Every entry that follows needs to be repeated exactly.

- _Stored dataset items_:
^^^^^^^^^^^^^^^^
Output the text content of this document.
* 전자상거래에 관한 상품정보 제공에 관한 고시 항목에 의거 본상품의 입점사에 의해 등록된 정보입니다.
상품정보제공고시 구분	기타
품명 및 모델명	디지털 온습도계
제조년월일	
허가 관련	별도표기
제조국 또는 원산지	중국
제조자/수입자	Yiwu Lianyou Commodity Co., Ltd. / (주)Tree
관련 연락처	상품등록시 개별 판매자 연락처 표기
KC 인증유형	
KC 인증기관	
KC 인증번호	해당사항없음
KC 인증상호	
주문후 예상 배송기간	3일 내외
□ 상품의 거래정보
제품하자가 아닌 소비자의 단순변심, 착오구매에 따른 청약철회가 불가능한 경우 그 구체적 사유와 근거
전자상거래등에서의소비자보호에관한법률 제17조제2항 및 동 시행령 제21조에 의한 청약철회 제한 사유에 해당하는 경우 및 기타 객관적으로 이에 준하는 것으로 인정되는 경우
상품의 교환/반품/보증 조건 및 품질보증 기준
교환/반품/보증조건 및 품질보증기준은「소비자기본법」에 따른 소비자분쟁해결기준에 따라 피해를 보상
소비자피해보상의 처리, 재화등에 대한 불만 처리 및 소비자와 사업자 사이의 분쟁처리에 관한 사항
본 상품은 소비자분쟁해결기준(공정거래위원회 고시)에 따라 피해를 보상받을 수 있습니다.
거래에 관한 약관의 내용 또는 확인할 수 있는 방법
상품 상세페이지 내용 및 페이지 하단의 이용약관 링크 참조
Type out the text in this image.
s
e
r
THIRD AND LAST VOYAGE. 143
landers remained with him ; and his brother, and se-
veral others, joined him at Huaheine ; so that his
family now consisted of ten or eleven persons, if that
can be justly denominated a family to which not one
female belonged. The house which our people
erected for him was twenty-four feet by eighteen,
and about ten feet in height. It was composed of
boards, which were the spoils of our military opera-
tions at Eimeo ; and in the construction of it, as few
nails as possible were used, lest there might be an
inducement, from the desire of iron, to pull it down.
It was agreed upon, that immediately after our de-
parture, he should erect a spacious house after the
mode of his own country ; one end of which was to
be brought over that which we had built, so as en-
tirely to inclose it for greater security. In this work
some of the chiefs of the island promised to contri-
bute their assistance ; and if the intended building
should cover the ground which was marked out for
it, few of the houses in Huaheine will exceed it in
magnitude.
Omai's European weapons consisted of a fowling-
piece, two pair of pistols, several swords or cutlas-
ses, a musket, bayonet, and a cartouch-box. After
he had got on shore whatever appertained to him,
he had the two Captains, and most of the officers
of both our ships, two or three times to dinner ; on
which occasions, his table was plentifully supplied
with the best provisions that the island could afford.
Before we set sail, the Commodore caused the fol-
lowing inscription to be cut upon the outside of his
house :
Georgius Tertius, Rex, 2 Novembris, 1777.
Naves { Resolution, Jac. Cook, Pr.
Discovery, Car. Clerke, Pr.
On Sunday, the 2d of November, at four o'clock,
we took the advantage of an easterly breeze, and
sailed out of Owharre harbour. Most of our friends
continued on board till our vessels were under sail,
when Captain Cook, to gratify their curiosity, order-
^^^^^^^^^^^^^^^^
- _OUTPUT OF THE TASK_:
Output the text content of this document.
* 전자상거래에 관한 상품정보 제공에 관한 고시 항목에 의거 본상품의 입점사에 의해 등록된 정보입니다.
상품정보제공고시 구분	기타
품명 및 모델명	디지털 온습도계
제조년월일	
허가 관련	별도표기
제조국 또는 원산지	중국
제조자/수입자	Yiwu Lianyou Commodity Co., Ltd. / (주)Tree
관련 연락처	상품등록시 개별 판매자 연락처 표기
KC 인증유형	
KC 인증기관	
KC 인증번호	해당사항없음
KC 인증상호	
주문후 예상 배송기간	3일 내외
□ 상품의 거래정보
제품하자가 아닌 소비자의 단순변심, 착오구매에 따른 청약철회가 불가능한 경우 그 구체적 사유와 근거
전자상거래등에서의소비자보호에관한법률 제17조제2항 및 동 시행령 제21조에 의한 청약철회 제한 사유에 해당하는 경우 및 기타 객관적으로 이에 준하는 것으로 인정되는 경우
상품의 교환/반품/보증 조건 및 품질보증 기준
교환/반품/보증조건 및 품질보증기준은「소비자기본법」에 따른 소비자분쟁해결기준에 따라 피해를 보상
소비자피해보상의 처리, 재화등에 대한 불만 처리 및 소비자와 사업자 사이의 분쟁처리에 관한 사항
본 상품은 소비자분쟁해결기준(공정거래위원회 고시)에 따라 피해를 보상받을 수 있습니다.
거래에 관한 약관의 내용 또는 확인할 수 있는 방법
상품 상세페이지 내용 및 페이지 하단의 이용약관 링크 참조
Type out the text in this image.
s
e
r
THIRD AND LAST VOYAGE. 143
landers remained with him ; and his brother, and se-
veral others, joined him at Huaheine ; so that his
family now consisted of ten or eleven persons, if that
can be justly denominated a family to which not one
female belonged. The house which our people
erected for him was twenty-four feet by eighteen,
and about ten feet in height. It was composed of
boards, which were the spoils of our military opera-
tions at Eimeo ; and in the construction of it, as few
nails as possible were used, lest there might be an
inducement, from the desire of iron, to pull it down.
It was agreed upon, that immediately after our de-
parture, he should erect a spacious house after the
mode of his own country ; one end of which was to
be brought over that which we had built, so as en-
tirely to inclose it for greater security. In this work
some of the chiefs of the island promised to contri-
bute their assistance ; and if the intended building
should cover the ground which was marked out for
it, few of the houses in Huaheine will exceed it in
magnitude.
Omai's European weapons consisted of a fowling-
piece, two pair of pistols, several swords or cutlas-
ses, a musket, bayonet, and a cartouch-box. After
he had got on shore whatever appertained to him,
he had the two Captains, and most of the officers
of both our ships, two or three times to dinner ; on
which occasions, his table was plentifully supplied
with the best provisions that the island could afford.
Before we set sail, the Commodore caused the fol-
lowing inscription to be cut upon the outside of his
house :
Georgius Tertius, Rex, 2 Novembris, 1777.
Naves { Resolution, Jac. Cook, Pr.
Discovery, Car. Clerke, Pr.
On Sunday, the 2d of November, at four o'clock,
we took the advantage of an easterly breeze, and
sailed out of Owharre harbour. Most of our friends
continued on board till our vessels were under sail,
when Captain Cook, to gratify their curiosity, order-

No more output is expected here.